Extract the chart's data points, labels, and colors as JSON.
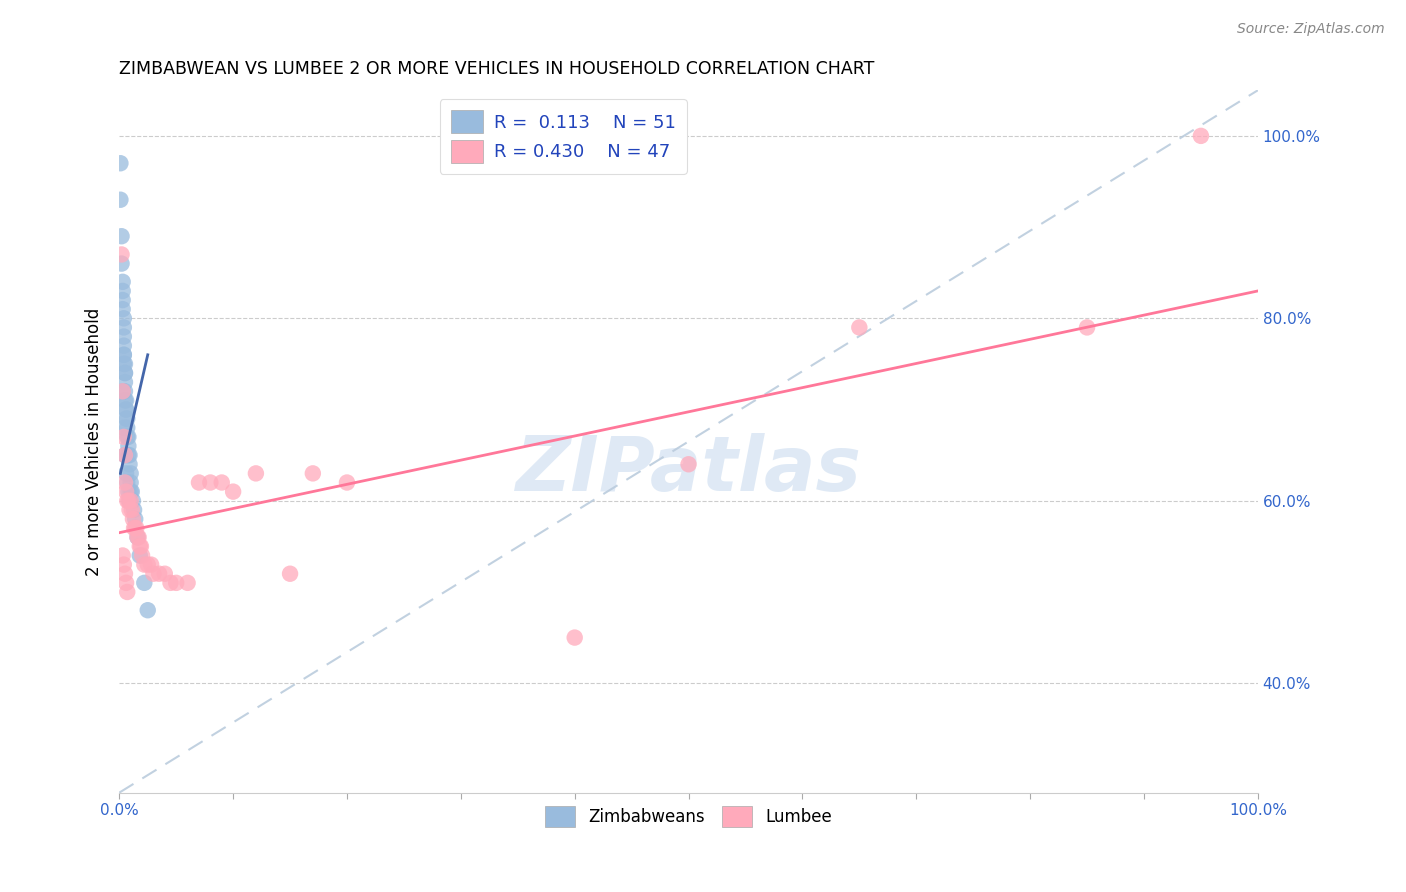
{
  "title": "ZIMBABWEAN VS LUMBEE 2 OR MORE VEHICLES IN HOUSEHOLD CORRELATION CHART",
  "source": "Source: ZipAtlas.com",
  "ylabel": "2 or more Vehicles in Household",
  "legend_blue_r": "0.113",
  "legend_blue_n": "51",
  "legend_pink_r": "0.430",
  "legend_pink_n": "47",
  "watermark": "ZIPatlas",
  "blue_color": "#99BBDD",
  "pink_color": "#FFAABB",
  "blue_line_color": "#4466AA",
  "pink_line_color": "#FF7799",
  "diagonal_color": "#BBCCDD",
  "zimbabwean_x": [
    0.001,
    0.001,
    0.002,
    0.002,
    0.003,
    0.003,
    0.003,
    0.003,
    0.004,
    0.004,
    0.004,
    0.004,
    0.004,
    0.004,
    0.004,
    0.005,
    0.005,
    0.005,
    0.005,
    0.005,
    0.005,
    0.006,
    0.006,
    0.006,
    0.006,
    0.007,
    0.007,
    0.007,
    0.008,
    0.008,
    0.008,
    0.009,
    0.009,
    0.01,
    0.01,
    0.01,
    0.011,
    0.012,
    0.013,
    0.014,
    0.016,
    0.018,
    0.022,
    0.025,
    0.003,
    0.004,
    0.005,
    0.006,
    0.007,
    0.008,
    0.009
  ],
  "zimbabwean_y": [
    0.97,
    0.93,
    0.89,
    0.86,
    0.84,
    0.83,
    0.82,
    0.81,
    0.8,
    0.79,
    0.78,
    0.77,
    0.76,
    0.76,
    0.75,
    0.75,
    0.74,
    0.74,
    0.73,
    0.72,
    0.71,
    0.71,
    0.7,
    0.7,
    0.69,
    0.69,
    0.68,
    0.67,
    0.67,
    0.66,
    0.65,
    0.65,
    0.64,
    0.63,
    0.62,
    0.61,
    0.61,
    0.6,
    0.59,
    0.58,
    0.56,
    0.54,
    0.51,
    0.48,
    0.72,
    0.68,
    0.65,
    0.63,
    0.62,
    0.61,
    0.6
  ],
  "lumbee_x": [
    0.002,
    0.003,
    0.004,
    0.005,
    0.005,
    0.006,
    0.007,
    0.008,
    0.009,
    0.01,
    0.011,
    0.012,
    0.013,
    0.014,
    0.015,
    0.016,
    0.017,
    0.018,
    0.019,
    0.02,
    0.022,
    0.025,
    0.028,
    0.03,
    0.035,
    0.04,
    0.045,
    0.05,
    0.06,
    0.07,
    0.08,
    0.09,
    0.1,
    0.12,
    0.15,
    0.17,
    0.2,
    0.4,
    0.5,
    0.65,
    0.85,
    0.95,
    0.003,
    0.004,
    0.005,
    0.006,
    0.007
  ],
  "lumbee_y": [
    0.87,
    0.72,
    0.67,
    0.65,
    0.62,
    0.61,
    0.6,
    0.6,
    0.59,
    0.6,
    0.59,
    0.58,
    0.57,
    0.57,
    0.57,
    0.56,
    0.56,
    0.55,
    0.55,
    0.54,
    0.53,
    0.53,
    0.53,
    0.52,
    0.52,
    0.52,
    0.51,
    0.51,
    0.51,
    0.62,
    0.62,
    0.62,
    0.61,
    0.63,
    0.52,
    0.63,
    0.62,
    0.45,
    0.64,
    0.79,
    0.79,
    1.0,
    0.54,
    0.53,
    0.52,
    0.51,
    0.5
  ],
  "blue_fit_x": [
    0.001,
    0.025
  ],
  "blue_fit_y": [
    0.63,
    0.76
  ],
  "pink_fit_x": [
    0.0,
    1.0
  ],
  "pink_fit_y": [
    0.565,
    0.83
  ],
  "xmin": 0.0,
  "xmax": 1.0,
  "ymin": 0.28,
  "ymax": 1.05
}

_ _ _ _

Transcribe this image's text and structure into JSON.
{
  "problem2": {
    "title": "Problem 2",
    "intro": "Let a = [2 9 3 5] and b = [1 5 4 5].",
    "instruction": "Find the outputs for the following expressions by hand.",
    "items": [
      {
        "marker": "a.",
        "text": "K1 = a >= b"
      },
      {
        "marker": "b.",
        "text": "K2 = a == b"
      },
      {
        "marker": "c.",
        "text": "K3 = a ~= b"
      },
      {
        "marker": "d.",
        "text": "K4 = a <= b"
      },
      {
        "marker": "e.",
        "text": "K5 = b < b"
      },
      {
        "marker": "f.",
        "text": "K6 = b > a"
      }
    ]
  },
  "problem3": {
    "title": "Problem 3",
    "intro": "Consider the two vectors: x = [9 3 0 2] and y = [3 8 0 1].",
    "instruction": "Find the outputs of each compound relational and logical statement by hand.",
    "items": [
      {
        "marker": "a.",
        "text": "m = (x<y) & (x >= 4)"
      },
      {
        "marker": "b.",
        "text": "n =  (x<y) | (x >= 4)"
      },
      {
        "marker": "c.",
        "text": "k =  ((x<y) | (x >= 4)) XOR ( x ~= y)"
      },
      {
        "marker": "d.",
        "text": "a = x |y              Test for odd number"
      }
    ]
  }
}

_ _ _ _

■ EXERCISE DESCRIPTION
Scan the listing above for the word "JSON" and show each line where it is found.

■ RESULT
Extract the chart's data points, labels, and colors as JSON.
Transcribe this image's text and structure into JSON.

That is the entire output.